▶ YOUR TASK
In the records below, find each line containing the word "bilan" and copy it.

▶ Collected data
>> Begin
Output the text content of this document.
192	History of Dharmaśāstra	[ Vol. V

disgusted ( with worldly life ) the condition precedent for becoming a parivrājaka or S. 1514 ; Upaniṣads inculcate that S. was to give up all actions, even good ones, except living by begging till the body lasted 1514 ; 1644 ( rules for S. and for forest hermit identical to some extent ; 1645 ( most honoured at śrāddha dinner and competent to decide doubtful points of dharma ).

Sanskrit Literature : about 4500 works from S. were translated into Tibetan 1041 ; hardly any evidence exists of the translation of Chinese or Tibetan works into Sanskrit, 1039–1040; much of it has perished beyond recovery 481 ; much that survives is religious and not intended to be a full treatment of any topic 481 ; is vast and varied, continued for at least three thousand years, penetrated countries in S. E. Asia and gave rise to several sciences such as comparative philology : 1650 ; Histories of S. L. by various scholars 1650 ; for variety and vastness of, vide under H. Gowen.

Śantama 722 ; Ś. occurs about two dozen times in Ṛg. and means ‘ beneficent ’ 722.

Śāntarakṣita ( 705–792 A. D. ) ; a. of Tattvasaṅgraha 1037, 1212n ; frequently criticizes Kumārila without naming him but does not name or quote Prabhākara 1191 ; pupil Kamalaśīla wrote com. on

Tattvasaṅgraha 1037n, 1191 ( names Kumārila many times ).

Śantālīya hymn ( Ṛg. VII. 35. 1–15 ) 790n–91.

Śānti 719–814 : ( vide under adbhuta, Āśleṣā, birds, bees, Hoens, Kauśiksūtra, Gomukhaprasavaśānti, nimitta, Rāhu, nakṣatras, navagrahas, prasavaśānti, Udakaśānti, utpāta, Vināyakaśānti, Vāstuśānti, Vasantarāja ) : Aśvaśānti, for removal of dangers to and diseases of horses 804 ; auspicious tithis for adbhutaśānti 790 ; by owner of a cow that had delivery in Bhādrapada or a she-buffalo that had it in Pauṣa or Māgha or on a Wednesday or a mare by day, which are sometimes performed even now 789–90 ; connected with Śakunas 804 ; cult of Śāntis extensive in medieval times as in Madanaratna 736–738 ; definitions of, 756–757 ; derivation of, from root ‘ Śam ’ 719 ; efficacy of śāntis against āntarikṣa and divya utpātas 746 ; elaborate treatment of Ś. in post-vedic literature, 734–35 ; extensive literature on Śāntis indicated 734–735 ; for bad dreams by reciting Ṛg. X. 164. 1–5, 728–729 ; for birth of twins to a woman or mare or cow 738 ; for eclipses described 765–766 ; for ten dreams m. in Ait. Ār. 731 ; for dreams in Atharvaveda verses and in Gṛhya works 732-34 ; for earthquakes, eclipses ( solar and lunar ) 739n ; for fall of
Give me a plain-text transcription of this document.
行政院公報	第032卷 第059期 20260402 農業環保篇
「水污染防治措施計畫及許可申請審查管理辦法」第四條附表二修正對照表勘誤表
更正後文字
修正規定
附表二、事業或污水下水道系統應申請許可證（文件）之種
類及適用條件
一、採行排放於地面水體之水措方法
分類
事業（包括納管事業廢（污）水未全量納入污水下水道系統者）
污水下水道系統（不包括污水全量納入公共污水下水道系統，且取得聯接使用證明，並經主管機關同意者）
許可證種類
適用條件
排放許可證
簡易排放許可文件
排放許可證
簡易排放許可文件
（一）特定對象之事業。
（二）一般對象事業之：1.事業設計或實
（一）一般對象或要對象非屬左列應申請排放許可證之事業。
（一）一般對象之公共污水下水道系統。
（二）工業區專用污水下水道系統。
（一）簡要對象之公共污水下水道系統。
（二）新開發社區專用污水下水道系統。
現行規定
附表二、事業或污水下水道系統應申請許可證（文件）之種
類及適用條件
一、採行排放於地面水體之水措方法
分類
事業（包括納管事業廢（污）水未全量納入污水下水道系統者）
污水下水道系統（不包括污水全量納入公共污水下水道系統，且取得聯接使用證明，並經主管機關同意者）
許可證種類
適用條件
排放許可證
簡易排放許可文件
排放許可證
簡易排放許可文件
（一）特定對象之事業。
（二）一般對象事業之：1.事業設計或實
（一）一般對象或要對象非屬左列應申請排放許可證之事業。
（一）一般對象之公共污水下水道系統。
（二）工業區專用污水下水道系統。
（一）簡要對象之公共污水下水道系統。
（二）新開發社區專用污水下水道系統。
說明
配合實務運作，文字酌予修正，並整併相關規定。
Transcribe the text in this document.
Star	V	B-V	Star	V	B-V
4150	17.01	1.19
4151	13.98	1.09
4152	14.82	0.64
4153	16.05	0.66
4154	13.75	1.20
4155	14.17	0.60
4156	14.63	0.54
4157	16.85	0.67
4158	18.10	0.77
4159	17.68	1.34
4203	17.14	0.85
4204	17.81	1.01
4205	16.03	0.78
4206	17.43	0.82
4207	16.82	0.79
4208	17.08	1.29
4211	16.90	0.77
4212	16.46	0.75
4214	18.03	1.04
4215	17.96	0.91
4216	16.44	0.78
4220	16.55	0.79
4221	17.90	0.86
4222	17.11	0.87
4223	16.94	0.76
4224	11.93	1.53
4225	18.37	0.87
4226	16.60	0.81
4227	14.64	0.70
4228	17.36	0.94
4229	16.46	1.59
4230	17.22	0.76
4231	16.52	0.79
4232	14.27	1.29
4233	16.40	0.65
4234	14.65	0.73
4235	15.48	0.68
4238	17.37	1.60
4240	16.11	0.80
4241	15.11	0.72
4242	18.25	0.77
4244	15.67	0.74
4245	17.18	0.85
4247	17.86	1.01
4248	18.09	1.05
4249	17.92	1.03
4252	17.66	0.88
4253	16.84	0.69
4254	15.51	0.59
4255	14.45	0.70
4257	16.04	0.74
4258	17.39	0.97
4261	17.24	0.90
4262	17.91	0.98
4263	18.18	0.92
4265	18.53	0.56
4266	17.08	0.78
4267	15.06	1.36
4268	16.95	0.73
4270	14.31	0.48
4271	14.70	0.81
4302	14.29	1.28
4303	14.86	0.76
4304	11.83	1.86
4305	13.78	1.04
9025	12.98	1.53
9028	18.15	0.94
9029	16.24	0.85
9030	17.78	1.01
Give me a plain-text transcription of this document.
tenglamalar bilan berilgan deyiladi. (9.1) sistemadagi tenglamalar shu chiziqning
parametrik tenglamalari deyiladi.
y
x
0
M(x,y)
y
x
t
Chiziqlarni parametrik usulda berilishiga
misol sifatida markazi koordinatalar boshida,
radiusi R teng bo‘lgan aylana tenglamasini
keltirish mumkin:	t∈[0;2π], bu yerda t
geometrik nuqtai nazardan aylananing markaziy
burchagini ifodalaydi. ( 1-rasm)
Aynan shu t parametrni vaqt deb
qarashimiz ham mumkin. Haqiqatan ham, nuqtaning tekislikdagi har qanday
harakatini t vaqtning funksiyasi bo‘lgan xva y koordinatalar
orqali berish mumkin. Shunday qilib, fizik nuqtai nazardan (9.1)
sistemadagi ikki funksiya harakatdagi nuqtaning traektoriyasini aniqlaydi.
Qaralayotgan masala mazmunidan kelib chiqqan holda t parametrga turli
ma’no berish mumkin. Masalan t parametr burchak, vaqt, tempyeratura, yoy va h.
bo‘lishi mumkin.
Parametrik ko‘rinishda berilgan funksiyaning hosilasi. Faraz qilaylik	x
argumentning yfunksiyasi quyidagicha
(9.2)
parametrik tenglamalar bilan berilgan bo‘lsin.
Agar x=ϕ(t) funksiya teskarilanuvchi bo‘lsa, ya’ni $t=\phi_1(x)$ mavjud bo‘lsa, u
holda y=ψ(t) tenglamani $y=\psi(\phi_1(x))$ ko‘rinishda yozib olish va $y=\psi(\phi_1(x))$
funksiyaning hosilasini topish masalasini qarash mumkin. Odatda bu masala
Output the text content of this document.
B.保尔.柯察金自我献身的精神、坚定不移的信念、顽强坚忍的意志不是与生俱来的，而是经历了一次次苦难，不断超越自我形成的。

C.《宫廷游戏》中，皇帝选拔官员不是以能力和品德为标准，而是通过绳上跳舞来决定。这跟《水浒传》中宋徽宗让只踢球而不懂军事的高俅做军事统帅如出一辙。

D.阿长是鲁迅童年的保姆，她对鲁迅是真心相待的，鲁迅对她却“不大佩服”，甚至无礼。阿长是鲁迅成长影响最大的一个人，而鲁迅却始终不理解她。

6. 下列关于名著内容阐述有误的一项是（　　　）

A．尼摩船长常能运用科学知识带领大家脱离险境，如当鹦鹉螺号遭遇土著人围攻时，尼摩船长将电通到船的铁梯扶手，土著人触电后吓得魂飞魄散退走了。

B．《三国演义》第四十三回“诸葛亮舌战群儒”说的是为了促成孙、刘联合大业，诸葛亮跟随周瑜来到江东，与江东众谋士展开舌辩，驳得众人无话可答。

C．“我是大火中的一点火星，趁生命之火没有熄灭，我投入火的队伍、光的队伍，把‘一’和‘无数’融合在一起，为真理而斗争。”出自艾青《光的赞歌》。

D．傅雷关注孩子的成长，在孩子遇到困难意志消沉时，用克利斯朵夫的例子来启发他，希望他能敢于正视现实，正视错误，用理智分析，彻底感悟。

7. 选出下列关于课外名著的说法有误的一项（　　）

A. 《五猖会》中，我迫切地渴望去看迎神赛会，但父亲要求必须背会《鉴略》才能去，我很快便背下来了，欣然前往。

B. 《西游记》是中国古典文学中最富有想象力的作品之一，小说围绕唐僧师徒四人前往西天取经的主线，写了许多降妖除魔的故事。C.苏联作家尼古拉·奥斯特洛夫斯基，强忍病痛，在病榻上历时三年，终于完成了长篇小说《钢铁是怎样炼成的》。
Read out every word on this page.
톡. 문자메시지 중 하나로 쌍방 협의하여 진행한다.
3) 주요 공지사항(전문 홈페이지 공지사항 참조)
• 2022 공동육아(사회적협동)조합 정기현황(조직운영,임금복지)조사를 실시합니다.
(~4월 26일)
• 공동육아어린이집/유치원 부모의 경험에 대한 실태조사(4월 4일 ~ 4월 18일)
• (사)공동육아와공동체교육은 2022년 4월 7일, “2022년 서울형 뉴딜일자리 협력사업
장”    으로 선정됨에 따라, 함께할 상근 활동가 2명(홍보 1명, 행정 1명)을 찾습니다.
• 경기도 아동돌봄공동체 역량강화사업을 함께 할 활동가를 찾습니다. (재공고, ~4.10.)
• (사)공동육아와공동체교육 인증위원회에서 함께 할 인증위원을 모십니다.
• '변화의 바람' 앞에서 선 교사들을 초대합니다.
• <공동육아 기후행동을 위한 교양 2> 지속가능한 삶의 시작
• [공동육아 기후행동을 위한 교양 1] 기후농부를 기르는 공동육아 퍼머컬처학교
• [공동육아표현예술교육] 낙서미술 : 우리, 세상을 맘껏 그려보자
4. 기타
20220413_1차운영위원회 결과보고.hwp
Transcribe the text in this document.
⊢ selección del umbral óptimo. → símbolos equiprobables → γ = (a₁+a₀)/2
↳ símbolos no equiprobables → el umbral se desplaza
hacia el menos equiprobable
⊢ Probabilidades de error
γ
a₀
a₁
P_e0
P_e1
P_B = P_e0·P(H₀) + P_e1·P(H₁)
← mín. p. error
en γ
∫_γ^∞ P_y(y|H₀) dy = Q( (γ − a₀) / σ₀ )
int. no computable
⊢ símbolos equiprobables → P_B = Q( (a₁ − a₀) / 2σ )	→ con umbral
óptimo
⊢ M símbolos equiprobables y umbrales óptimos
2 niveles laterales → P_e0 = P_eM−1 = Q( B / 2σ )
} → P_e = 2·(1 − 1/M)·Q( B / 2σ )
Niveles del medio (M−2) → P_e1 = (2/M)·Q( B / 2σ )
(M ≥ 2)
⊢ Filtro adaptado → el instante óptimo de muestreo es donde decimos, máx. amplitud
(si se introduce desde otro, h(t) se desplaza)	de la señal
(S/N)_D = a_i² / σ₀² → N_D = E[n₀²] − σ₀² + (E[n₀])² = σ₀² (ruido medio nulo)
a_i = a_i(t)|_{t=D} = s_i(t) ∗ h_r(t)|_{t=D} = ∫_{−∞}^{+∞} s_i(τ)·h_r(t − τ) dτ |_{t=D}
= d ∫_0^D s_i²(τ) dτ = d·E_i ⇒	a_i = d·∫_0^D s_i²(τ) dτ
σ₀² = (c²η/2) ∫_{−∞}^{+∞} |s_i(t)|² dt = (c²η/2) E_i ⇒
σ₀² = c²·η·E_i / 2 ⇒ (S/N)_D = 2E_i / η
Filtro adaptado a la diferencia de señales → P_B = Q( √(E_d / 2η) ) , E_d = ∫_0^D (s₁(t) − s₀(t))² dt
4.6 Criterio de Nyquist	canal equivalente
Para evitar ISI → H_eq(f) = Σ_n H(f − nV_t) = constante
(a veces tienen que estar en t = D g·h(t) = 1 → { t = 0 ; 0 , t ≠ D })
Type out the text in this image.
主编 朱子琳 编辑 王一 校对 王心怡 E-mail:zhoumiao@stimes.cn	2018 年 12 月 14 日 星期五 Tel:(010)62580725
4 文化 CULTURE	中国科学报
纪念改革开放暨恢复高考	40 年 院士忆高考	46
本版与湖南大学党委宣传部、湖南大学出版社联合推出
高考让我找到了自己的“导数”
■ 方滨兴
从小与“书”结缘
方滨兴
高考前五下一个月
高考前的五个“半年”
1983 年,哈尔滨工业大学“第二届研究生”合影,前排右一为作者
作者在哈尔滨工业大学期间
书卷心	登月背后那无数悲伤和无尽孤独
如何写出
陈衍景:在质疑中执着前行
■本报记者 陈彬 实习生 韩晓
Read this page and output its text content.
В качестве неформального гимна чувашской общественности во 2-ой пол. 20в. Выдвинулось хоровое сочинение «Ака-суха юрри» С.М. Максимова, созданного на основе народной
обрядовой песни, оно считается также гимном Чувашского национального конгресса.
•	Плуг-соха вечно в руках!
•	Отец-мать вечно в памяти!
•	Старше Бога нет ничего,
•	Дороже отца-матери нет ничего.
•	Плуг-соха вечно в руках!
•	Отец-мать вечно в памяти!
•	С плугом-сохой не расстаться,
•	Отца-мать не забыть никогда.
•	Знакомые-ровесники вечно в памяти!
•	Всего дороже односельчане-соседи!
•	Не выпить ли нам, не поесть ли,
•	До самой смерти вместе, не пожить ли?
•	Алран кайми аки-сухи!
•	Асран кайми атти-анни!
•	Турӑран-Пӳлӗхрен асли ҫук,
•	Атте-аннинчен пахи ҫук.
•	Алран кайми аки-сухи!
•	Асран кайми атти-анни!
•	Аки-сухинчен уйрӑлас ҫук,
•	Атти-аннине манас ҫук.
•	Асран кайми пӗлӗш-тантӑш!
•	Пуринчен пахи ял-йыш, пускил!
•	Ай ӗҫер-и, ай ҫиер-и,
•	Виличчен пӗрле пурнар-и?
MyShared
>> End
▶ RESULT FOR THIS TASK
tenglamalar bilan berilgan deyiladi. (9.1) sistemadagi tenglamalar shu chiziqning
parametrik tenglamalar bilan berilgan bo‘lsin.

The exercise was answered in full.